WHAT YOU ARE ASKED TO DO =>
Exactly reproduce each entry, leaving out nothing.

Start RECORDED DATA

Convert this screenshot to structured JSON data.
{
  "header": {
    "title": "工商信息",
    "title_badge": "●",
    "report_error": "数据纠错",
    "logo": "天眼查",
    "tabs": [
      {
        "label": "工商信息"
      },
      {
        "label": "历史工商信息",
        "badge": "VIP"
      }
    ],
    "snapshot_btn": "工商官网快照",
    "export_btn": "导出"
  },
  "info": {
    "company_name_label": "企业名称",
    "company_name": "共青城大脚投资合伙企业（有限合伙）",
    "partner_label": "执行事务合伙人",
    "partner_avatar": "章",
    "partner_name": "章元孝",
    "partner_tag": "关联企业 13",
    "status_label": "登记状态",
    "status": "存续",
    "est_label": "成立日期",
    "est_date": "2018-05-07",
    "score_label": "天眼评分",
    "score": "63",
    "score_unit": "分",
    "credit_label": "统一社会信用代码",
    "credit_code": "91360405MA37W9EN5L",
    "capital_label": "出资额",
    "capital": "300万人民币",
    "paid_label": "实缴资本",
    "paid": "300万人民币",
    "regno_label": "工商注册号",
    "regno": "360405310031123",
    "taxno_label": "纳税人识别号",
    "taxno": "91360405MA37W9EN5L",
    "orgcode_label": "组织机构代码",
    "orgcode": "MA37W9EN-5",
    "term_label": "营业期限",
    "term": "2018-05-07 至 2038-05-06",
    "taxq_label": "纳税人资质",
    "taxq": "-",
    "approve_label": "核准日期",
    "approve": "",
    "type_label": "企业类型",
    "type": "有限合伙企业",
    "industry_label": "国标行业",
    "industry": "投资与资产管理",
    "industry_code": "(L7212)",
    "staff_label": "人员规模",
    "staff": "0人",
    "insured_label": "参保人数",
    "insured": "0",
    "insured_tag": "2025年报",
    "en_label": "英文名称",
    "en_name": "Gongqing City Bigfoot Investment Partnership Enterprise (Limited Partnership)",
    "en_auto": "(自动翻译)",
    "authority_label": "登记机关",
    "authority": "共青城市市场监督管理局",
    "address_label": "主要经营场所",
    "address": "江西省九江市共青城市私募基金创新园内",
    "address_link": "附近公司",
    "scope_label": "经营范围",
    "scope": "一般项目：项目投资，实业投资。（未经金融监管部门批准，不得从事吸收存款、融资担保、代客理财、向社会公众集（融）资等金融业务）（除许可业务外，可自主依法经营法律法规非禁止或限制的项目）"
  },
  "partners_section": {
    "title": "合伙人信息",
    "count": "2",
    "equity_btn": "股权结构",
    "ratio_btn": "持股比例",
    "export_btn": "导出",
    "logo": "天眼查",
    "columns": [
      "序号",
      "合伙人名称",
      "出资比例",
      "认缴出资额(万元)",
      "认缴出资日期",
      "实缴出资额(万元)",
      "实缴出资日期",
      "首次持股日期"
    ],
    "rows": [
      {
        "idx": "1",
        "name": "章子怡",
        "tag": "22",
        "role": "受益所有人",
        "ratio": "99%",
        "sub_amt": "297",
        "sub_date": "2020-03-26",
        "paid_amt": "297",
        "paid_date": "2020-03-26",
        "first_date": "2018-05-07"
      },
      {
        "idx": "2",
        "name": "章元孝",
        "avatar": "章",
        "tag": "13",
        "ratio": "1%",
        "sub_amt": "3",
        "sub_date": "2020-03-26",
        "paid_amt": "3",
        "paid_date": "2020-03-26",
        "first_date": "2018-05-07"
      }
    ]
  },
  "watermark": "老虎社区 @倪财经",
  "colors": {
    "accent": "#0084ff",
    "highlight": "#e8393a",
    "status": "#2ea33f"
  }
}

End RECORDED DATA

FULL ANSWER =>
Convert this screenshot to structured JSON data.
{
  "header": {
    "title": "工商信息",
    "title_badge": "●",
    "report_error": "数据纠错",
    "logo": "天眼查",
    "tabs": [
      {
        "label": "工商信息"
      },
      {
        "label": "历史工商信息",
        "badge": "VIP"
      }
    ],
    "snapshot_btn": "工商官网快照",
    "export_btn": "导出"
  },
  "info": {
    "company_name_label": "企业名称",
    "company_name": "共青城大脚投资合伙企业（有限合伙）",
    "partner_label": "执行事务合伙人",
    "partner_avatar": "章",
    "partner_name": "章元孝",
    "partner_tag": "关联企业 13",
    "status_label": "登记状态",
    "status": "存续",
    "est_label": "成立日期",
    "est_date": "2018-05-07",
    "score_label": "天眼评分",
    "score": "63",
    "score_unit": "分",
    "credit_label": "统一社会信用代码",
    "credit_code": "91360405MA37W9EN5L",
    "capital_label": "出资额",
    "capital": "300万人民币",
    "paid_label": "实缴资本",
    "paid": "300万人民币",
    "regno_label": "工商注册号",
    "regno": "360405310031123",
    "taxno_label": "纳税人识别号",
    "taxno": "91360405MA37W9EN5L",
    "orgcode_label": "组织机构代码",
    "orgcode": "MA37W9EN-5",
    "term_label": "营业期限",
    "term": "2018-05-07 至 2038-05-06",
    "taxq_label": "纳税人资质",
    "taxq": "-",
    "approve_label": "核准日期",
    "approve": "",
    "type_label": "企业类型",
    "type": "有限合伙企业",
    "industry_label": "国标行业",
    "industry": "投资与资产管理",
    "industry_code": "(L7212)",
    "staff_label": "人员规模",
    "staff": "0人",
    "insured_label": "参保人数",
    "insured": "0",
    "insured_tag": "2025年报",
    "en_label": "英文名称",
    "en_name": "Gongqing City Bigfoot Investment Partnership Enterprise (Limited Partnership)",
    "en_auto": "(自动翻译)",
    "authority_label": "登记机关",
    "authority": "共青城市市场监督管理局",
    "address_label": "主要经营场所",
    "address": "江西省九江市共青城市私募基金创新园内",
    "address_link": "附近公司",
    "scope_label": "经营范围",
    "scope": "一般项目：项目投资，实业投资。（未经金融监管部门批准，不得从事吸收存款、融资担保、代客理财、向社会公众集（融）资等金融业务）（除许可业务外，可自主依法经营法律法规非禁止或限制的项目）"
  },
  "partners_section": {
    "title": "合伙人信息",
    "count": "2",
    "equity_btn": "股权结构",
    "ratio_btn": "持股比例",
    "export_btn": "导出",
    "logo": "天眼查",
    "columns": [
      "序号",
      "合伙人名称",
      "出资比例",
      "认缴出资额(万元)",
      "认缴出资日期",
      "实缴出资额(万元)",
      "实缴出资日期",
      "首次持股日期"
    ],
    "rows": [
      {
        "idx": "1",
        "name": "章子怡",
        "tag": "22",
        "role": "受益所有人",
        "ratio": "99%",
        "sub_amt": "297",
        "sub_date": "2020-03-26",
        "paid_amt": "297",
        "paid_date": "2020-03-26",
        "first_date": "2018-05-07"
      },
      {
        "idx": "2",
        "name": "章元孝",
        "avatar": "章",
        "tag": "13",
        "ratio": "1%",
        "sub_amt": "3",
        "sub_date": "2020-03-26",
        "paid_amt": "3",
        "paid_date": "2020-03-26",
        "first_date": "2018-05-07"
      }
    ]
  },
  "watermark": "老虎社区 @倪财经",
  "colors": {
    "accent": "#0084ff",
    "highlight": "#e8393a",
    "status": "#2ea33f"
  }
}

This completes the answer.